Rows from a dataset:
.....

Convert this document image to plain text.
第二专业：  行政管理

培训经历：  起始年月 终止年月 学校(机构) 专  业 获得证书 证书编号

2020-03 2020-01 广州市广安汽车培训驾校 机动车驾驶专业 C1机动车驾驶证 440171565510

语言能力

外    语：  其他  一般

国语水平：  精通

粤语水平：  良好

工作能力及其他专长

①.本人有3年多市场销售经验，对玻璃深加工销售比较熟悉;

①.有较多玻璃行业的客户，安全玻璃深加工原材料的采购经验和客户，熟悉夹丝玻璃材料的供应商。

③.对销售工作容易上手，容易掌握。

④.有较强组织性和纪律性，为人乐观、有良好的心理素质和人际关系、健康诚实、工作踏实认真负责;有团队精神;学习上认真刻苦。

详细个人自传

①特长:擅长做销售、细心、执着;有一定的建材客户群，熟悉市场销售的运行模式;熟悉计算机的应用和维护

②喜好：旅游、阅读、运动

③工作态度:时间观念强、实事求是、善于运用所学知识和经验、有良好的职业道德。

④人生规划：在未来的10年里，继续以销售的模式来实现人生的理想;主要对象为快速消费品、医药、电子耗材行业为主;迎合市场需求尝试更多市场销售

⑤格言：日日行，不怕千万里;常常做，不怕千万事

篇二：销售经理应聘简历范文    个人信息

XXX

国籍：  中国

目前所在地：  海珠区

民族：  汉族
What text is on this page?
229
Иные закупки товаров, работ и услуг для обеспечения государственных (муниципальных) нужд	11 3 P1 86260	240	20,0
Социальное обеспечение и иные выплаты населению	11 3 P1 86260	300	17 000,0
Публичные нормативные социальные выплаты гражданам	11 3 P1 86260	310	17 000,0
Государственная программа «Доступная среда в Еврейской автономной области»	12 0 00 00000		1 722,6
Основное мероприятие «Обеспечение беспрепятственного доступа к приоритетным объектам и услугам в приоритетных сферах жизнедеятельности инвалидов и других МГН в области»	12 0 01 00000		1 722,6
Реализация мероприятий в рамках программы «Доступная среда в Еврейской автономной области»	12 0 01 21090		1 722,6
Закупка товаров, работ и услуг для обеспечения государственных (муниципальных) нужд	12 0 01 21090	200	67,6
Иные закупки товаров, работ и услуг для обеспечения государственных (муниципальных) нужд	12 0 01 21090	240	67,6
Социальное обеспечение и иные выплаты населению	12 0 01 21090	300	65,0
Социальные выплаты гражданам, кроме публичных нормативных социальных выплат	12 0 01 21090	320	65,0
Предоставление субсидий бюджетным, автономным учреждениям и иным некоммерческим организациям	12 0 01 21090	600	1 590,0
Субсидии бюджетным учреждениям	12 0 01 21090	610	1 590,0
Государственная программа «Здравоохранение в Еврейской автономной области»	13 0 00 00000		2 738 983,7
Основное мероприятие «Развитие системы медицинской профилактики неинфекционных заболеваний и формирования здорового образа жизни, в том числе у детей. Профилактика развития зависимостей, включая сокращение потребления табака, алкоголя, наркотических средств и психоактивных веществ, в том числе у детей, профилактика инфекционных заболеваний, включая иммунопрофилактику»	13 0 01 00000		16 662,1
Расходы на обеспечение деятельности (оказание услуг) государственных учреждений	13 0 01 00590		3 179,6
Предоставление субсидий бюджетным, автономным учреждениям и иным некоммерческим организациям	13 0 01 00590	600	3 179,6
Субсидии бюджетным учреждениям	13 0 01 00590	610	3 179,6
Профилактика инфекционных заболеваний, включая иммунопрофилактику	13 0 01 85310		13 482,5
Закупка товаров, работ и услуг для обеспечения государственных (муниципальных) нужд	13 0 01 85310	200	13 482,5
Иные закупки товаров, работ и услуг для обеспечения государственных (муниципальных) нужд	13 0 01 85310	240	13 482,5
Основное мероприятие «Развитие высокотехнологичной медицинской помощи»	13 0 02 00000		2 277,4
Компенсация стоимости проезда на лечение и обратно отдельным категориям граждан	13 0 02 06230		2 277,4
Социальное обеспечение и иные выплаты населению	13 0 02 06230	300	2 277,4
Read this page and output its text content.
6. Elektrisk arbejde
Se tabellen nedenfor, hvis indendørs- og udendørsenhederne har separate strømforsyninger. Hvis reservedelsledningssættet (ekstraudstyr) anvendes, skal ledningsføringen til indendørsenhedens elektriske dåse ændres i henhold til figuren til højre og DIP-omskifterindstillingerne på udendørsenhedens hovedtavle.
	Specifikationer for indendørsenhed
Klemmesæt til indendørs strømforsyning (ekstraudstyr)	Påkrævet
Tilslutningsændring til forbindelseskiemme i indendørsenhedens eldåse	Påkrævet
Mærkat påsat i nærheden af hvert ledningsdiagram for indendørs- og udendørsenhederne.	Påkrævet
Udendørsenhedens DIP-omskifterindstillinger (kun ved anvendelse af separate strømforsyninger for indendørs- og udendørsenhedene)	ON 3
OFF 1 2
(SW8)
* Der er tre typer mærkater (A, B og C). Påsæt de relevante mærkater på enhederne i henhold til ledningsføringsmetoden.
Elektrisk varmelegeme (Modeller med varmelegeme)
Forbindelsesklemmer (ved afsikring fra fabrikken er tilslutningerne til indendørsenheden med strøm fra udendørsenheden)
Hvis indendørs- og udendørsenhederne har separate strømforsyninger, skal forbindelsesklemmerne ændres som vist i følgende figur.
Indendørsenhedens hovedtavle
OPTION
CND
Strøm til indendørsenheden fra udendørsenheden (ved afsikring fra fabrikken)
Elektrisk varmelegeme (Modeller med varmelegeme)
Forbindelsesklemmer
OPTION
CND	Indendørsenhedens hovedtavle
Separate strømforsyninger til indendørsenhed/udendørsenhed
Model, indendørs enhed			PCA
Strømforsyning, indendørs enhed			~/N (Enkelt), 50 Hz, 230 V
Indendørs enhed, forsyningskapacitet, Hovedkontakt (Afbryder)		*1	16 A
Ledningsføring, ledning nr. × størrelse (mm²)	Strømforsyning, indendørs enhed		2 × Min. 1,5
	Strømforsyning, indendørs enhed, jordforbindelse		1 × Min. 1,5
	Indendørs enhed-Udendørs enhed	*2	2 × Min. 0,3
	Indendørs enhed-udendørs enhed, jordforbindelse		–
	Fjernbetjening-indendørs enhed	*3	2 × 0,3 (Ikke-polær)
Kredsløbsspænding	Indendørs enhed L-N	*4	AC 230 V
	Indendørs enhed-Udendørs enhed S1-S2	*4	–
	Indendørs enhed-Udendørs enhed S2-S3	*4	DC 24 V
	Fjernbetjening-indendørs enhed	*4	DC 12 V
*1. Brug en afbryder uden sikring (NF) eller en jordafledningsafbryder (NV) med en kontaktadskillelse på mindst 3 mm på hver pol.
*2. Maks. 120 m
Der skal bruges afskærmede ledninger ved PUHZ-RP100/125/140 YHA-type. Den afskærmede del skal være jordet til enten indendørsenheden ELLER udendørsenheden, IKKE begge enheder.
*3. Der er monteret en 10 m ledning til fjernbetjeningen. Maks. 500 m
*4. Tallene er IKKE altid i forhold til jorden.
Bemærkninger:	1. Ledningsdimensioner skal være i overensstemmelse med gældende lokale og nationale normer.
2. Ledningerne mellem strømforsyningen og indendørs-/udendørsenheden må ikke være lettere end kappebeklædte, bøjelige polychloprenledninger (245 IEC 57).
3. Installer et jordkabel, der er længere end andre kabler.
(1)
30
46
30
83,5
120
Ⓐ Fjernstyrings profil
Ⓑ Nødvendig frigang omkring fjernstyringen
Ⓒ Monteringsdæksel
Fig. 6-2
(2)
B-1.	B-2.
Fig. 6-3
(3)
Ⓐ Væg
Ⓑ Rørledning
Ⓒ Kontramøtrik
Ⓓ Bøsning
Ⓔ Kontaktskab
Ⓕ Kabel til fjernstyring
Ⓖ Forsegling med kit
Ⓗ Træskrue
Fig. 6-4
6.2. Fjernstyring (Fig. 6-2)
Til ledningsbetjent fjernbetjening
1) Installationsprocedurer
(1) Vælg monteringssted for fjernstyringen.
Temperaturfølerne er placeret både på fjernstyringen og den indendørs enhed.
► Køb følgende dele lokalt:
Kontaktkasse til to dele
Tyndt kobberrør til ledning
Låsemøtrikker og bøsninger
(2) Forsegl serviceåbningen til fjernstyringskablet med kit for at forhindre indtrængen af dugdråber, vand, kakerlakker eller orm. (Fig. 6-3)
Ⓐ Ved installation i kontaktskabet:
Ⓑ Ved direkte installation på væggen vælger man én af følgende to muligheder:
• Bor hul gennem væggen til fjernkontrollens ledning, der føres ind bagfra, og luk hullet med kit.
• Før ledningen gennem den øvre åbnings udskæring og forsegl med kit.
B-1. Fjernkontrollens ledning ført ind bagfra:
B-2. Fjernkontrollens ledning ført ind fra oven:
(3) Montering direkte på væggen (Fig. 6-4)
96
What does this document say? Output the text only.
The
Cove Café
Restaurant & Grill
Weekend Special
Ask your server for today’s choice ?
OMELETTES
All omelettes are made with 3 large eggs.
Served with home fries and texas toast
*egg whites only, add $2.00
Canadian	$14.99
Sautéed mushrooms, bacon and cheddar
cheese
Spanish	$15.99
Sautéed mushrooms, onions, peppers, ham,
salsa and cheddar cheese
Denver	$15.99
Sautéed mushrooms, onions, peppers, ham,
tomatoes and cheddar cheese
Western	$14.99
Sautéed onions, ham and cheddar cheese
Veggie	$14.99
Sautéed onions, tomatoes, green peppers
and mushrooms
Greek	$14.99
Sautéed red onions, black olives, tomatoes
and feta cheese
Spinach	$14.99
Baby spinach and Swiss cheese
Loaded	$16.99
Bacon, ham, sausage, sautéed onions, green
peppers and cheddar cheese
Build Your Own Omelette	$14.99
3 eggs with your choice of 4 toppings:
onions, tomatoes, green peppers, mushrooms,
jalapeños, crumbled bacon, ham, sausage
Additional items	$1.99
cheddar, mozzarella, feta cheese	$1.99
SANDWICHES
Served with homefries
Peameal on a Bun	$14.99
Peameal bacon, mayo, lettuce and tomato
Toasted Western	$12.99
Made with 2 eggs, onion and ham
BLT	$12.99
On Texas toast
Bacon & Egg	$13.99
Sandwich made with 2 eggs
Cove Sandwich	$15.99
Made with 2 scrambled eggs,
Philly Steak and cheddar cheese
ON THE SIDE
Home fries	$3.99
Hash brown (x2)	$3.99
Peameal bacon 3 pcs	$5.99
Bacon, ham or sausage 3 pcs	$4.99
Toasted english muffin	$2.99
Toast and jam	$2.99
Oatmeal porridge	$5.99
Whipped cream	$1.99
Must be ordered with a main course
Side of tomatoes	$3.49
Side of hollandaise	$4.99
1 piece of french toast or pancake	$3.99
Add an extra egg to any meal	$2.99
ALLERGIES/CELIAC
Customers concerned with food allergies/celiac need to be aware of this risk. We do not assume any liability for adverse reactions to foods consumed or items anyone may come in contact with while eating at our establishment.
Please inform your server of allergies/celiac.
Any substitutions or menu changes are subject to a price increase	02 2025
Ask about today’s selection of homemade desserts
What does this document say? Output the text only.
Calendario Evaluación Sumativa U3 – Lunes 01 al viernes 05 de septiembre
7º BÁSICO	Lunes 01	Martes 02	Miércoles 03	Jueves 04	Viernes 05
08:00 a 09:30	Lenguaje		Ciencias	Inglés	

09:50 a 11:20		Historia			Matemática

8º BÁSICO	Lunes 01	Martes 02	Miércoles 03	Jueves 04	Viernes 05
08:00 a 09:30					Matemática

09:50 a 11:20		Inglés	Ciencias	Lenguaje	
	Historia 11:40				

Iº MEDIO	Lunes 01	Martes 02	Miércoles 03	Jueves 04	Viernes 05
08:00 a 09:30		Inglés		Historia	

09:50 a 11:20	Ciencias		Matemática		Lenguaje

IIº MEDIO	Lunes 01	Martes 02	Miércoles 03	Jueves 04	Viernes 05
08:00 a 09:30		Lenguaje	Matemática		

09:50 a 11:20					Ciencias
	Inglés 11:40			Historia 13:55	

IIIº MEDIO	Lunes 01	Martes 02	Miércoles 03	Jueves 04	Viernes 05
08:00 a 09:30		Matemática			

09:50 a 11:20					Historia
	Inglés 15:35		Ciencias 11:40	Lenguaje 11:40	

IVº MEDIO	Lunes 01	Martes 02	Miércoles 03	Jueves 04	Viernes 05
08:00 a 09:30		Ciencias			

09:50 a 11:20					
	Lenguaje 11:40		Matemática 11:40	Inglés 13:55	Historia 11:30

.....

## Objective:
Extract every line of the records above that contains the word "Еврейской".

## Result for this task:
Государственная программа «Доступная среда в Еврейской автономной области»	12 0 00 00000		1 722,6
Реализация мероприятий в рамках программы «Доступная среда в Еврейской автономной области»	12 0 01 21090		1 722,6
Государственная программа «Здравоохранение в Еврейской автономной области»	13 0 00 00000		2 738 983,7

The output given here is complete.